Il faut rappeler  que pour limiter la dépréciation du change, il faut que les discours et les annonces soient crédibles. Il ne suffit pas de dire que la situation économique s’est améliorée et que le dinar a retrouvé sa valeur d’équilibre. En réalité, la situation économique se détériore de jour en jour et les fondamentaux sont presque en zone négative. Ainsi, l’actuelle correction se justifie par une dégradation de l’environnement économique en Tunisie : crise de confiance des investisseurs, déficit commercial considérable, révision à la baisse des anticipations de croissance de l’économie tunisienne et besoins de financement colossaux. Tous ces éléments pèsent naturellement sur le dinar et le scénario de chute accrue du dinar ne peut donc être écarté.
En effet, le fait marquant de ces derniers mois est l’accélération de la dépréciation du dinar. Depuis le début de l’année 2017, la monnaie nationale a perdu environ 20% face à l’euro et 3% face au dollar américain. Actuellement, l’euro s’échange à 2,97 DT, et le dollar à 2,426 DT.Ceci est la plus forte dépréciation du dinar depuis des années.

Risque de baisse vertigineuse
Cependant, il est important de souligner que la dépréciation aurait pu être encore plus importante sans les interventions de la Banque centrale sur le marché. Cette dernière a dû agir sur les réserves de change pour limiter les dégâts. En effet, face à la hausse de l’inflation importée, la Banque centrale a préféré la baisse des réserves (non inflationniste) à la baisse du cours du dinar. Ainsi, en attendant la nouvelle stratégie du nouveau gouverneur, les réserves risquent de diminuer davantage. Le niveau des réserves est passé au mois de décembre dernier sous le seuil critique des trois mois d’importation, ce qui accrédite le choix que le fait de puiser dans les réserves de change n’est pas tenable car il viendra un jour où une nouvelle baisse du dinar, forte, sera imminente, risquant même d’être vertigineuse.

++++++++++

[Tâche courte 1] Citez tel quel le passage des entrées qui va de leur première ligne jusqu'à la ligne contenant « data-label: 10,7: [899, 321, 931, 336] », les deux bornes comprises.

[Données enregistrées]
++++++++++

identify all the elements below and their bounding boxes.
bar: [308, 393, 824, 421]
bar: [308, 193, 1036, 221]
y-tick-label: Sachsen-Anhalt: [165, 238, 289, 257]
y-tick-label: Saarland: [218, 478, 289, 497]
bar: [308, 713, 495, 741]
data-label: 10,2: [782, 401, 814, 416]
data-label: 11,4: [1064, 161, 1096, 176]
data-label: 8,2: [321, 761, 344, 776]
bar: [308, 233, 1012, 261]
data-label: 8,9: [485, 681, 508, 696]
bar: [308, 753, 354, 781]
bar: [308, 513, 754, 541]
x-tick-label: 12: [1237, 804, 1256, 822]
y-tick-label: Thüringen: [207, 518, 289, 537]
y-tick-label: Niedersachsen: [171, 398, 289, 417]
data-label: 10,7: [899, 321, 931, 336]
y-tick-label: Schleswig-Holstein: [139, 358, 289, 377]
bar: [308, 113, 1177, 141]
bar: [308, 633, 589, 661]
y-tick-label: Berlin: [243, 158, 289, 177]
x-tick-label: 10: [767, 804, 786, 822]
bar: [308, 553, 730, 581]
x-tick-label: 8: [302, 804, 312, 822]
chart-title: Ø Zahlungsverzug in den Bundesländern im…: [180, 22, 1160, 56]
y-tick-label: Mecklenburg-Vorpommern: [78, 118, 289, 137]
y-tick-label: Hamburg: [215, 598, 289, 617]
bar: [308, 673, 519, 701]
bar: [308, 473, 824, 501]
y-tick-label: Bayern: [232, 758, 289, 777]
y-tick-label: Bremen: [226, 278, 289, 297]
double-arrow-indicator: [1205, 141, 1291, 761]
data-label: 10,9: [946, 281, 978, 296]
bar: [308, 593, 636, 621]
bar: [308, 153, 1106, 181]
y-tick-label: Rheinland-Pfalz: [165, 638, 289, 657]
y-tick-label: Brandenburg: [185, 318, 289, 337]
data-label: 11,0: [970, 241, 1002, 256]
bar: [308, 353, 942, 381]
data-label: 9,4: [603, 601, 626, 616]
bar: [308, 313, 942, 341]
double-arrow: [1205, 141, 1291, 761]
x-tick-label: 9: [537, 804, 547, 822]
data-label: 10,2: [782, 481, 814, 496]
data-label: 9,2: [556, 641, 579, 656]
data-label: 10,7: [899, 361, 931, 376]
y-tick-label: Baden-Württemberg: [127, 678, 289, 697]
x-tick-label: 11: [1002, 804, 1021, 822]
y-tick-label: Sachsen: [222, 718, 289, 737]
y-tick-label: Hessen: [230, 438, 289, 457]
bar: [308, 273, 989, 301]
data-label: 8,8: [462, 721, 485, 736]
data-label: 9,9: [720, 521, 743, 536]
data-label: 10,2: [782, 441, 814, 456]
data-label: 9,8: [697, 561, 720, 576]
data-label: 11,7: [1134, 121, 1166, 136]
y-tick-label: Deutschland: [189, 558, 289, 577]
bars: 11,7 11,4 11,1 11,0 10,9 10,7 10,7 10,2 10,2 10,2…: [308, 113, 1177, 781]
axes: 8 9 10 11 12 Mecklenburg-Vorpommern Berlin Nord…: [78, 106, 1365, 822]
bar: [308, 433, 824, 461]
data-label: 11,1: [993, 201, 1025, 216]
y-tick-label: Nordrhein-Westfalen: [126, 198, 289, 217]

++++++++++

[Tâche courte 2] Poursuivez le texte sur la dépréciation du dinar à partir de sa dernière phrase, s'il vous plaît.

[Résultat final 1]
identify all the elements below and their bounding boxes.
bar: [308, 393, 824, 421]
bar: [308, 193, 1036, 221]
y-tick-label: Sachsen-Anhalt: [165, 238, 289, 257]
y-tick-label: Saarland: [218, 478, 289, 497]
bar: [308, 713, 495, 741]
data-label: 10,2: [782, 401, 814, 416]
data-label: 11,4: [1064, 161, 1096, 176]
data-label: 8,2: [321, 761, 344, 776]
bar: [308, 233, 1012, 261]
data-label: 8,9: [485, 681, 508, 696]
bar: [308, 753, 354, 781]
bar: [308, 513, 754, 541]
x-tick-label: 12: [1237, 804, 1256, 822]
y-tick-label: Thüringen: [207, 518, 289, 537]
y-tick-label: Niedersachsen: [171, 398, 289, 417]
data-label: 10,7: [899, 321, 931, 336]

[Résultat final 2]
Bien entendu, cette « dépréciation » a plusieurs causes. Elle reflète, d’une part, les déséquilibres macroéconomiques actuels et plus particulièrement le déficit commercial. Elle s’inscrit, d’autre part, dans le cadre du programme économique du gouvernement. Ou, disons plutôt, qu’elle fait partie des recommandations du FMI qui exige un changement du cadre opérationnel du taux de change pour atteindre la flexibilité du dinar. Celle-ci, selon le FMI, devrait permettre d’améliorer notre compétitivité, préserver les réserves en devises et contenir le déficit commercial.
Selon le FMI, le taux de change doit refléter l’équilibre sur le marché de change. Il doit exprimer la réalité des fondamentaux économiques du pays. Selon les estimations du FMI, le taux de change effectif réel du dinar est surévalué d’environ 15% par rapport à sa valeur d’équilibre fondamentale. Il va sans dire que la Tunisie est invitée à assouplir sa politique de change.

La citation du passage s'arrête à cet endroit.